→ Written problem
Write out the data again exactly, skipping every picture.

→ Exercise materials
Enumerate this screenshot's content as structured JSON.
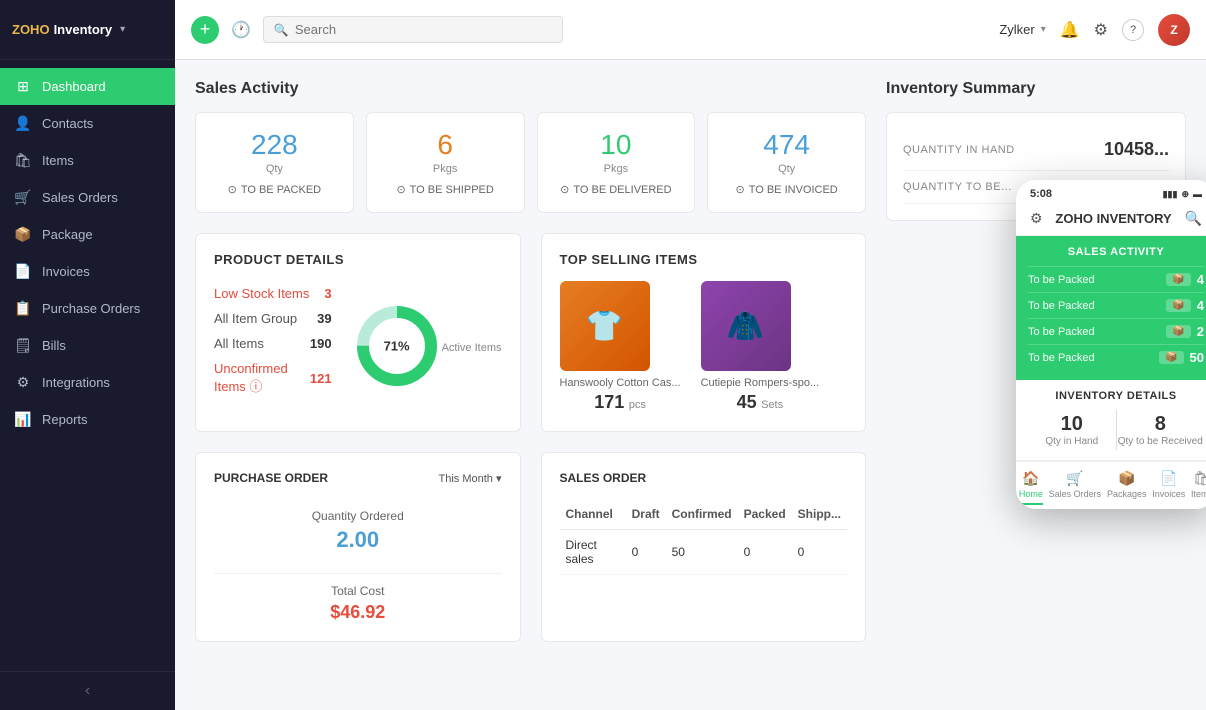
{
  "app": {
    "brand": "ZOHO",
    "name": "Inventory",
    "chevron": "▾"
  },
  "sidebar": {
    "items": [
      {
        "id": "dashboard",
        "label": "Dashboard",
        "icon": "⊞",
        "active": true
      },
      {
        "id": "contacts",
        "label": "Contacts",
        "icon": "👤"
      },
      {
        "id": "items",
        "label": "Items",
        "icon": "🛍"
      },
      {
        "id": "sales-orders",
        "label": "Sales Orders",
        "icon": "🛒"
      },
      {
        "id": "package",
        "label": "Package",
        "icon": "📦"
      },
      {
        "id": "invoices",
        "label": "Invoices",
        "icon": "📄"
      },
      {
        "id": "purchase-orders",
        "label": "Purchase Orders",
        "icon": "📋"
      },
      {
        "id": "bills",
        "label": "Bills",
        "icon": "🗒"
      },
      {
        "id": "integrations",
        "label": "Integrations",
        "icon": "⚙"
      },
      {
        "id": "reports",
        "label": "Reports",
        "icon": "📊"
      }
    ],
    "collapse_icon": "‹"
  },
  "header": {
    "search_placeholder": "Search",
    "user_name": "Zylker",
    "add_icon": "+",
    "clock_icon": "🕐",
    "bell_icon": "🔔",
    "settings_icon": "⚙",
    "help_icon": "?"
  },
  "sales_activity": {
    "title": "Sales Activity",
    "cards": [
      {
        "value": "228",
        "unit": "Qty",
        "label": "TO BE PACKED",
        "color": "blue"
      },
      {
        "value": "6",
        "unit": "Pkgs",
        "label": "TO BE SHIPPED",
        "color": "orange"
      },
      {
        "value": "10",
        "unit": "Pkgs",
        "label": "TO BE DELIVERED",
        "color": "teal"
      },
      {
        "value": "474",
        "unit": "Qty",
        "label": "TO BE INVOICED",
        "color": "blue"
      }
    ]
  },
  "inventory_summary": {
    "title": "Inventory Summary",
    "rows": [
      {
        "label": "QUANTITY IN HAND",
        "value": "10458..."
      },
      {
        "label": "QUANTITY TO BE...",
        "value": ""
      }
    ]
  },
  "product_details": {
    "title": "PRODUCT DETAILS",
    "rows": [
      {
        "label": "Low Stock Items",
        "value": "3",
        "red": true
      },
      {
        "label": "All Item Group",
        "value": "39",
        "red": false
      },
      {
        "label": "All Items",
        "value": "190",
        "red": false
      },
      {
        "label": "Unconfirmed Items ⓘ",
        "value": "121",
        "red": true
      }
    ],
    "active_items_label": "Active Items",
    "donut": {
      "percent": 71,
      "label": "71%",
      "color_filled": "#2ecc71",
      "color_empty": "#b8ebd9"
    }
  },
  "top_selling": {
    "title": "TOP SELLING ITEMS",
    "items": [
      {
        "name": "Hanswooly Cotton Cas...",
        "count": "171",
        "unit": "pcs",
        "color": "#e67e22"
      },
      {
        "name": "Cutiepie Rompers-spo...",
        "count": "45",
        "unit": "Sets",
        "color": "#9b59b6"
      }
    ]
  },
  "purchase_order": {
    "title": "PURCHASE ORDER",
    "filter": "This Month ▾",
    "qty_ordered_label": "Quantity Ordered",
    "qty_ordered_value": "2.00",
    "total_cost_label": "Total Cost",
    "total_cost_value": "$46.92"
  },
  "sales_order": {
    "title": "SALES ORDER",
    "columns": [
      "Channel",
      "Draft",
      "Confirmed",
      "Packed",
      "Shipp..."
    ],
    "rows": [
      {
        "channel": "Direct sales",
        "draft": "0",
        "confirmed": "50",
        "packed": "0",
        "shipped": "0"
      }
    ]
  },
  "mobile": {
    "time": "5:08",
    "app_name": "ZOHO INVENTORY",
    "sales_activity_title": "SALES ACTIVITY",
    "sa_rows": [
      {
        "label": "To be Packed",
        "badge": "📦",
        "value": "4"
      },
      {
        "label": "To be Packed",
        "badge": "📦",
        "value": "4"
      },
      {
        "label": "To be Packed",
        "badge": "📦",
        "value": "2"
      },
      {
        "label": "To be Packed",
        "badge": "📦",
        "value": "50"
      }
    ],
    "inv_details_title": "INVENTORY DETAILS",
    "qty_in_hand": "10",
    "qty_in_hand_label": "Qty in Hand",
    "qty_to_receive": "8",
    "qty_to_receive_label": "Qty to be Received",
    "nav": [
      "Home",
      "Sales Orders",
      "Packages",
      "Invoices",
      "Items"
    ]
  }
}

→ Written response
Enumerate this screenshot's content as structured JSON.
{
  "app": {
    "brand": "ZOHO",
    "name": "Inventory",
    "chevron": "▾"
  },
  "sidebar": {
    "items": [
      {
        "id": "dashboard",
        "label": "Dashboard",
        "icon": "⊞",
        "active": true
      },
      {
        "id": "contacts",
        "label": "Contacts",
        "icon": "👤"
      },
      {
        "id": "items",
        "label": "Items",
        "icon": "🛍"
      },
      {
        "id": "sales-orders",
        "label": "Sales Orders",
        "icon": "🛒"
      },
      {
        "id": "package",
        "label": "Package",
        "icon": "📦"
      },
      {
        "id": "invoices",
        "label": "Invoices",
        "icon": "📄"
      },
      {
        "id": "purchase-orders",
        "label": "Purchase Orders",
        "icon": "📋"
      },
      {
        "id": "bills",
        "label": "Bills",
        "icon": "🗒"
      },
      {
        "id": "integrations",
        "label": "Integrations",
        "icon": "⚙"
      },
      {
        "id": "reports",
        "label": "Reports",
        "icon": "📊"
      }
    ],
    "collapse_icon": "‹"
  },
  "header": {
    "search_placeholder": "Search",
    "user_name": "Zylker",
    "add_icon": "+",
    "clock_icon": "🕐",
    "bell_icon": "🔔",
    "settings_icon": "⚙",
    "help_icon": "?"
  },
  "sales_activity": {
    "title": "Sales Activity",
    "cards": [
      {
        "value": "228",
        "unit": "Qty",
        "label": "TO BE PACKED",
        "color": "blue"
      },
      {
        "value": "6",
        "unit": "Pkgs",
        "label": "TO BE SHIPPED",
        "color": "orange"
      },
      {
        "value": "10",
        "unit": "Pkgs",
        "label": "TO BE DELIVERED",
        "color": "teal"
      },
      {
        "value": "474",
        "unit": "Qty",
        "label": "TO BE INVOICED",
        "color": "blue"
      }
    ]
  },
  "inventory_summary": {
    "title": "Inventory Summary",
    "rows": [
      {
        "label": "QUANTITY IN HAND",
        "value": "10458..."
      },
      {
        "label": "QUANTITY TO BE...",
        "value": ""
      }
    ]
  },
  "product_details": {
    "title": "PRODUCT DETAILS",
    "rows": [
      {
        "label": "Low Stock Items",
        "value": "3",
        "red": true
      },
      {
        "label": "All Item Group",
        "value": "39",
        "red": false
      },
      {
        "label": "All Items",
        "value": "190",
        "red": false
      },
      {
        "label": "Unconfirmed Items ⓘ",
        "value": "121",
        "red": true
      }
    ],
    "active_items_label": "Active Items",
    "donut": {
      "percent": 71,
      "label": "71%",
      "color_filled": "#2ecc71",
      "color_empty": "#b8ebd9"
    }
  },
  "top_selling": {
    "title": "TOP SELLING ITEMS",
    "items": [
      {
        "name": "Hanswooly Cotton Cas...",
        "count": "171",
        "unit": "pcs",
        "color": "#e67e22"
      },
      {
        "name": "Cutiepie Rompers-spo...",
        "count": "45",
        "unit": "Sets",
        "color": "#9b59b6"
      }
    ]
  },
  "purchase_order": {
    "title": "PURCHASE ORDER",
    "filter": "This Month ▾",
    "qty_ordered_label": "Quantity Ordered",
    "qty_ordered_value": "2.00",
    "total_cost_label": "Total Cost",
    "total_cost_value": "$46.92"
  },
  "sales_order": {
    "title": "SALES ORDER",
    "columns": [
      "Channel",
      "Draft",
      "Confirmed",
      "Packed",
      "Shipp..."
    ],
    "rows": [
      {
        "channel": "Direct sales",
        "draft": "0",
        "confirmed": "50",
        "packed": "0",
        "shipped": "0"
      }
    ]
  },
  "mobile": {
    "time": "5:08",
    "app_name": "ZOHO INVENTORY",
    "sales_activity_title": "SALES ACTIVITY",
    "sa_rows": [
      {
        "label": "To be Packed",
        "badge": "📦",
        "value": "4"
      },
      {
        "label": "To be Packed",
        "badge": "📦",
        "value": "4"
      },
      {
        "label": "To be Packed",
        "badge": "📦",
        "value": "2"
      },
      {
        "label": "To be Packed",
        "badge": "📦",
        "value": "50"
      }
    ],
    "inv_details_title": "INVENTORY DETAILS",
    "qty_in_hand": "10",
    "qty_in_hand_label": "Qty in Hand",
    "qty_to_receive": "8",
    "qty_to_receive_label": "Qty to be Received",
    "nav": [
      "Home",
      "Sales Orders",
      "Packages",
      "Invoices",
      "Items"
    ]
  }
}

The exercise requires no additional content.